Task to complete
Copy every line that contains the string "income" from the entries below.
───── Input rows
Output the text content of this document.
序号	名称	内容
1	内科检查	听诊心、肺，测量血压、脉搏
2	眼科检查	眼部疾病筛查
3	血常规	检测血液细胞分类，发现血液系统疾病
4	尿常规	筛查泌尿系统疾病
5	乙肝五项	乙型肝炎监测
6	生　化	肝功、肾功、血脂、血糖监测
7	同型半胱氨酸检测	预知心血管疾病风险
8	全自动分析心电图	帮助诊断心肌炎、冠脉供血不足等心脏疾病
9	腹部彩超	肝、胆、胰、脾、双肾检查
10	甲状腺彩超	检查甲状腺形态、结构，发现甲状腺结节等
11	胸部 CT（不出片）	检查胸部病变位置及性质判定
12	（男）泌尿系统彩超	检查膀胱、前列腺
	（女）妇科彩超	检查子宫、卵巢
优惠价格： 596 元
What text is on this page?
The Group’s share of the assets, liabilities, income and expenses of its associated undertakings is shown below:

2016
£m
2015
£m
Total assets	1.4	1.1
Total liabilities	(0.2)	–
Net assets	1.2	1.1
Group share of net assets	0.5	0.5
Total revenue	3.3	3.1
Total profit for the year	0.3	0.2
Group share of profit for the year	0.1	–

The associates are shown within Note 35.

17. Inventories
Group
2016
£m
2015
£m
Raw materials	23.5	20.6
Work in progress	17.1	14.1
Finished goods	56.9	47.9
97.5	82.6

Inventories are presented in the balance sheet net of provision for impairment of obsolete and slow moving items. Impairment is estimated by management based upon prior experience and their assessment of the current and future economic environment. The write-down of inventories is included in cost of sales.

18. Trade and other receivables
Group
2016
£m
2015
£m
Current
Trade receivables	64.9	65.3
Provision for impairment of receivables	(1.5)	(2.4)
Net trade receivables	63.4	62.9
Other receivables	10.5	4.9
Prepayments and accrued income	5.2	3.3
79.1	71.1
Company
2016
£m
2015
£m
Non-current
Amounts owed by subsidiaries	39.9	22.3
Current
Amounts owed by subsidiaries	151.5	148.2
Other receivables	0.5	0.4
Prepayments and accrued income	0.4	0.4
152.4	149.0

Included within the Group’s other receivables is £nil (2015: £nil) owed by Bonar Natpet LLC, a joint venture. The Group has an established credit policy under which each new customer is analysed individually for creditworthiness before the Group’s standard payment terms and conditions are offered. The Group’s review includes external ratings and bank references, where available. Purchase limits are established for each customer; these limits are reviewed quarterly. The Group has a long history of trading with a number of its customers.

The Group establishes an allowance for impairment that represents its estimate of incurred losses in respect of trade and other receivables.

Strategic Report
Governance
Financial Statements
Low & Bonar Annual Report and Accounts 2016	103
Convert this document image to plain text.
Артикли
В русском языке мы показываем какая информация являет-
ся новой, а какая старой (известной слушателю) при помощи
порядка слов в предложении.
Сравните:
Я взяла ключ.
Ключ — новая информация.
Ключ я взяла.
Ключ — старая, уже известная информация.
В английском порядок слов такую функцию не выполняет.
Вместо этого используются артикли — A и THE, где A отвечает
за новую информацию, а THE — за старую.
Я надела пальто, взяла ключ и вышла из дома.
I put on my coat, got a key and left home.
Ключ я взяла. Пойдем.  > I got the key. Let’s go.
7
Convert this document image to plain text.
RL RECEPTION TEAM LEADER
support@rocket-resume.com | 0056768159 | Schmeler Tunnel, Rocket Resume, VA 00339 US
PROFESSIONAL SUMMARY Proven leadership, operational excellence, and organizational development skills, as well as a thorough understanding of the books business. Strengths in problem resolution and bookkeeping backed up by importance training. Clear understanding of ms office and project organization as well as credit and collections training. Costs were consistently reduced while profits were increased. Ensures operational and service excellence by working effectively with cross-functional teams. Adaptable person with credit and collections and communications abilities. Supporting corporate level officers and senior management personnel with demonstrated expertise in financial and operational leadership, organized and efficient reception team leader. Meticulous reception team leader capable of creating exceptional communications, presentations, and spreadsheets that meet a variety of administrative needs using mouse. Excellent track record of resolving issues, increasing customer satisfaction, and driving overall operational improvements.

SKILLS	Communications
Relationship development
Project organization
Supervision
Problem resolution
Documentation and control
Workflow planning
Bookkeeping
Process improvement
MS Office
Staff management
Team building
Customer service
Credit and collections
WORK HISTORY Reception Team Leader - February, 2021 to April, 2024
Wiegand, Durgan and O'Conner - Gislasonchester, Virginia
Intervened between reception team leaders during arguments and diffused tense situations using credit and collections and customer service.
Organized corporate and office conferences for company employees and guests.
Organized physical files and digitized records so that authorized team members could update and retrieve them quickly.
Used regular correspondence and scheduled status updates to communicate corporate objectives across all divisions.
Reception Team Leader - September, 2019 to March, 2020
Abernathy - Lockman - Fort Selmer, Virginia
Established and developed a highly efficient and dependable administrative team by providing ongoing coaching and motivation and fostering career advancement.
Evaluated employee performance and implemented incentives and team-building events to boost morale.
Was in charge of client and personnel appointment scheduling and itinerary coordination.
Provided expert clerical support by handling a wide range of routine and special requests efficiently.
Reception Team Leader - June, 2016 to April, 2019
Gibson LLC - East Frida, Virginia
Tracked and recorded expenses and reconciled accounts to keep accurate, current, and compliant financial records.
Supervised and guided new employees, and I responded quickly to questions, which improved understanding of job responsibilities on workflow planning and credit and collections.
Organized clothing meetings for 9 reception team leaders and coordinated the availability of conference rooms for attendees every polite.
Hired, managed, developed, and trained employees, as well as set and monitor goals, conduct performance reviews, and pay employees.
──────────
Correct output
The Group’s share of the assets, liabilities, income and expenses of its associated undertakings is shown below:
Prepayments and accrued income	5.2	3.3
Prepayments and accrued income	0.4	0.4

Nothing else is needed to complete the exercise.